**TASK DIRECTIONS**. Write out the data below word for word, from its first line through the line that contains "pin-icon[interactable] bbox=[2165, 57, 2185, 77]", including both of those lines.
────────────────────
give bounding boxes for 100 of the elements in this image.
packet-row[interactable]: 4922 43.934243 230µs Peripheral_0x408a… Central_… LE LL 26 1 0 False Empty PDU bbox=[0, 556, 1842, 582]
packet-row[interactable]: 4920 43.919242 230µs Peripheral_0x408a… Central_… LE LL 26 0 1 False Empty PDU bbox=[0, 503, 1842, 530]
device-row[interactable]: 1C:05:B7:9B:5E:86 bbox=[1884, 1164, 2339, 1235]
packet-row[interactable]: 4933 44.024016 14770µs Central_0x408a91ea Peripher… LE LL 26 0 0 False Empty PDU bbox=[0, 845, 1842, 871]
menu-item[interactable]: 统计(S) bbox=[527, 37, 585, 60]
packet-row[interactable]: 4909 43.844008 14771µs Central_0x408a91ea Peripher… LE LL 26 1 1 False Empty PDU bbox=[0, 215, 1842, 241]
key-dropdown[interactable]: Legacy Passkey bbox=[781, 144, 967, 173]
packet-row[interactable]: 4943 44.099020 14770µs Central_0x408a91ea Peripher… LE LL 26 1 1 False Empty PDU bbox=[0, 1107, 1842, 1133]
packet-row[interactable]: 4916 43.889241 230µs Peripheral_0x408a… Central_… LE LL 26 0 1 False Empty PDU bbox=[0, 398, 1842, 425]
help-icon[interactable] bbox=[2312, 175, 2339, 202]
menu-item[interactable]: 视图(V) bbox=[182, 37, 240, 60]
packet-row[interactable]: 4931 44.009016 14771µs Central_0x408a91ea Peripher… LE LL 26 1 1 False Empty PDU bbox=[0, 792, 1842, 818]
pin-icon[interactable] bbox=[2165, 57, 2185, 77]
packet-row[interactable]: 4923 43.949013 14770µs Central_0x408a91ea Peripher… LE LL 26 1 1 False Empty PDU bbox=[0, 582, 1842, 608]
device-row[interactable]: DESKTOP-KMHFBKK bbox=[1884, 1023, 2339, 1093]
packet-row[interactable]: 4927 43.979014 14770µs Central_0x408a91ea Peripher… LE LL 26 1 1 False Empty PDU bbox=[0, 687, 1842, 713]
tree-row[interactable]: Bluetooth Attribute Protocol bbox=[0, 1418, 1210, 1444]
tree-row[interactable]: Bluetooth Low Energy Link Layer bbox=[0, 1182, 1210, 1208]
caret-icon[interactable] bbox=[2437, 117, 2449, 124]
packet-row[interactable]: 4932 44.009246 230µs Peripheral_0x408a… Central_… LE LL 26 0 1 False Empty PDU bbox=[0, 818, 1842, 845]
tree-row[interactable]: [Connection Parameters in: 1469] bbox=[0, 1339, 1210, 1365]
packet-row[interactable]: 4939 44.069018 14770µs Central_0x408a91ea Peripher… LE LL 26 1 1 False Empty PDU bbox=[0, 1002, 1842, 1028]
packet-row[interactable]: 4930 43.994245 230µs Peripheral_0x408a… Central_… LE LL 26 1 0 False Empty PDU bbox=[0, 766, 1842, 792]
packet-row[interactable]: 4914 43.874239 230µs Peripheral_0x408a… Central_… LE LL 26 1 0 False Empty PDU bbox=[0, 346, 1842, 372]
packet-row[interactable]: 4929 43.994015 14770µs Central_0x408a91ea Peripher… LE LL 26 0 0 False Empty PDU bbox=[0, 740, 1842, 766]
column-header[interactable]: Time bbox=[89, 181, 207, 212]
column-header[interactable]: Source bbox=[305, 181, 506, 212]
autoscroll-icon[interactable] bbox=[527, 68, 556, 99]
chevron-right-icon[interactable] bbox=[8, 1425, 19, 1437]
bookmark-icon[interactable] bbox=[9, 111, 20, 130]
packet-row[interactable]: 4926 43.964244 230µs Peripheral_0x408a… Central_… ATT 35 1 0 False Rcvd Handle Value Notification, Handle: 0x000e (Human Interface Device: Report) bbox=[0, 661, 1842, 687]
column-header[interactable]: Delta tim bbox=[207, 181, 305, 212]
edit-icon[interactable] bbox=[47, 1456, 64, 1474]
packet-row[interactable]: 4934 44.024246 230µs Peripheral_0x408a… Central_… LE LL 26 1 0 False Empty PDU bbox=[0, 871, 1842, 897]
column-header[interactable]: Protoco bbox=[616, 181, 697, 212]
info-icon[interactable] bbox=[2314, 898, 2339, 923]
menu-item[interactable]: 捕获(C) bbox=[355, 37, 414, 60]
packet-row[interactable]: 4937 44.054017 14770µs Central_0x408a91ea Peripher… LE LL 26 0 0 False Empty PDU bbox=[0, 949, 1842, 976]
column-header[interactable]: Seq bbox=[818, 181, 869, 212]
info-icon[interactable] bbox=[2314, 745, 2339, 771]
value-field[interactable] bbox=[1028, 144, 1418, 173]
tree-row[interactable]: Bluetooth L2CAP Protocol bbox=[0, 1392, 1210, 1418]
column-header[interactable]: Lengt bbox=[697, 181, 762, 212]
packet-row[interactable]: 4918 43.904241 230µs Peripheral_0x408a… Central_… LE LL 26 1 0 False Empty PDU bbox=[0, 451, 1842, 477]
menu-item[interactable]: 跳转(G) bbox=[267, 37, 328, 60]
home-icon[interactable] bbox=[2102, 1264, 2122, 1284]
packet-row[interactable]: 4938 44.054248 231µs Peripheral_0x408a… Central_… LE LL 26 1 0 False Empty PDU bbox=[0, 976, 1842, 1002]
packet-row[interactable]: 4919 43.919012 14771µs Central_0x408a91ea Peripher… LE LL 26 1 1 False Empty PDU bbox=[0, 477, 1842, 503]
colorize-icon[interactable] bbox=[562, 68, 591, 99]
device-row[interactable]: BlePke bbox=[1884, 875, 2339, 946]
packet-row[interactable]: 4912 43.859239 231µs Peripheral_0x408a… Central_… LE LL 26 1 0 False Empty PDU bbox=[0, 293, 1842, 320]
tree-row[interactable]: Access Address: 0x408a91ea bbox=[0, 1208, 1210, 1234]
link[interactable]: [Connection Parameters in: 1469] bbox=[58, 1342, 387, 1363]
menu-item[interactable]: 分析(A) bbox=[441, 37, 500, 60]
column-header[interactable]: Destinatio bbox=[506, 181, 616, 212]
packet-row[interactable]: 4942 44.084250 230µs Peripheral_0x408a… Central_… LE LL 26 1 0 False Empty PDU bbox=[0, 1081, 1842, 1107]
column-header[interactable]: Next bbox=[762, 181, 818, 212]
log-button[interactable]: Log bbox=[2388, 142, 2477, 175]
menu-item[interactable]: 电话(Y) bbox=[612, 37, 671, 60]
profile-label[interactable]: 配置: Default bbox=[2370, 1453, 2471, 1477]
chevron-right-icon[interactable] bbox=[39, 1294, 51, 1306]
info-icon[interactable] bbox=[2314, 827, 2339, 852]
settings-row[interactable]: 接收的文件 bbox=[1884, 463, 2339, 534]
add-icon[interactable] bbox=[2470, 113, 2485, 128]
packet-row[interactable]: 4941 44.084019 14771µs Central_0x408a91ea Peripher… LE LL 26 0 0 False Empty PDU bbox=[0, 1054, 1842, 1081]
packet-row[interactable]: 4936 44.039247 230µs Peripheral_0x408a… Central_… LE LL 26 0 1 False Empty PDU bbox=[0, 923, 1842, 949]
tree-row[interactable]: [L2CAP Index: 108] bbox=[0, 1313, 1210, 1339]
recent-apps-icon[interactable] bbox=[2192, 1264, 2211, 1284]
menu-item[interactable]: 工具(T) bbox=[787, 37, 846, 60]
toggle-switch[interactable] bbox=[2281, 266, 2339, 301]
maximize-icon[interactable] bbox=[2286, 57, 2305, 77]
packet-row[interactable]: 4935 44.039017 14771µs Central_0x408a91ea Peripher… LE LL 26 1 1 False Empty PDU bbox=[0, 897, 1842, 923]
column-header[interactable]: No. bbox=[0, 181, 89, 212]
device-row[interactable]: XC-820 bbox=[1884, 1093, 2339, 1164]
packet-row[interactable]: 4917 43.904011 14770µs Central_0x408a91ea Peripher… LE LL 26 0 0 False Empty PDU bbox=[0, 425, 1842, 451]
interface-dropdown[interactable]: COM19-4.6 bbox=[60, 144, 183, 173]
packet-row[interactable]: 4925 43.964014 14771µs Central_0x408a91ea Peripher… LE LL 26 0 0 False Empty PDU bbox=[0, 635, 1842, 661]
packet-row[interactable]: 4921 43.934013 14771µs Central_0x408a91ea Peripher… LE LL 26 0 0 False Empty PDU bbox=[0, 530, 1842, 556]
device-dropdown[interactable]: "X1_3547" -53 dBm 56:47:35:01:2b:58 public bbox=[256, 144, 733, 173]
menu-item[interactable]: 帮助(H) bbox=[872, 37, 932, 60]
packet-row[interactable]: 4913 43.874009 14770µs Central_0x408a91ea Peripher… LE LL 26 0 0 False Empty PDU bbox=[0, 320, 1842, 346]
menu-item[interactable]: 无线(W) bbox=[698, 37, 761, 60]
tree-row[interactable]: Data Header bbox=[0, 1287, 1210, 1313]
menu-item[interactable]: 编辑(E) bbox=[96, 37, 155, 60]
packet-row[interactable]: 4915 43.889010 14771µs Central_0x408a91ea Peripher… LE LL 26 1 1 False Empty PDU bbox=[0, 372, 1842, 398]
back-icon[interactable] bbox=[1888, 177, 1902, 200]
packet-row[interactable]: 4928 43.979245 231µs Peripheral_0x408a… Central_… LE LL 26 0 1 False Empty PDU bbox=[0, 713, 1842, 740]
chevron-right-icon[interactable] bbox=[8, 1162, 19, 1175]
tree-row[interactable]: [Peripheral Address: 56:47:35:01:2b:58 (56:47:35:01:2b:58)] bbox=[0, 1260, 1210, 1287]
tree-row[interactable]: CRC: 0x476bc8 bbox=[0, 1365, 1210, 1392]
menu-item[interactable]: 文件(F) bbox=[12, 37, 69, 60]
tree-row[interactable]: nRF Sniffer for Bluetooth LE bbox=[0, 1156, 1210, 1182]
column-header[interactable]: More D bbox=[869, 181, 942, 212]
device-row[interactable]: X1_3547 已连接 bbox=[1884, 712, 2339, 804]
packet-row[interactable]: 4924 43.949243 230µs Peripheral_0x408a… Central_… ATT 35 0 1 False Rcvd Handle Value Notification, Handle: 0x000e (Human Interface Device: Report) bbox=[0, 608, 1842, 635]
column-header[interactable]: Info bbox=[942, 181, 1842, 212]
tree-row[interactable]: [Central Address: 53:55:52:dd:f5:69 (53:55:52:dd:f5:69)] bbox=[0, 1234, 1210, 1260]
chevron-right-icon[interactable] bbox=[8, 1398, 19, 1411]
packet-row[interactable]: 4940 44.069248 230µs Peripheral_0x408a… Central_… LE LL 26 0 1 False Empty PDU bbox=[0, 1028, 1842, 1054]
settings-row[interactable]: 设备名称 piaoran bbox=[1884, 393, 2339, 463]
────────────────────
**FINAL RESULT**.
give bounding boxes for 100 of the elements in this image.
packet-row[interactable]: 4922 43.934243 230µs Peripheral_0x408a… Central_… LE LL 26 1 0 False Empty PDU bbox=[0, 556, 1842, 582]
packet-row[interactable]: 4920 43.919242 230µs Peripheral_0x408a… Central_… LE LL 26 0 1 False Empty PDU bbox=[0, 503, 1842, 530]
device-row[interactable]: 1C:05:B7:9B:5E:86 bbox=[1884, 1164, 2339, 1235]
packet-row[interactable]: 4933 44.024016 14770µs Central_0x408a91ea Peripher… LE LL 26 0 0 False Empty PDU bbox=[0, 845, 1842, 871]
menu-item[interactable]: 统计(S) bbox=[527, 37, 585, 60]
packet-row[interactable]: 4909 43.844008 14771µs Central_0x408a91ea Peripher… LE LL 26 1 1 False Empty PDU bbox=[0, 215, 1842, 241]
key-dropdown[interactable]: Legacy Passkey bbox=[781, 144, 967, 173]
packet-row[interactable]: 4943 44.099020 14770µs Central_0x408a91ea Peripher… LE LL 26 1 1 False Empty PDU bbox=[0, 1107, 1842, 1133]
packet-row[interactable]: 4916 43.889241 230µs Peripheral_0x408a… Central_… LE LL 26 0 1 False Empty PDU bbox=[0, 398, 1842, 425]
help-icon[interactable] bbox=[2312, 175, 2339, 202]
menu-item[interactable]: 视图(V) bbox=[182, 37, 240, 60]
packet-row[interactable]: 4931 44.009016 14771µs Central_0x408a91ea Peripher… LE LL 26 1 1 False Empty PDU bbox=[0, 792, 1842, 818]
pin-icon[interactable] bbox=[2165, 57, 2185, 77]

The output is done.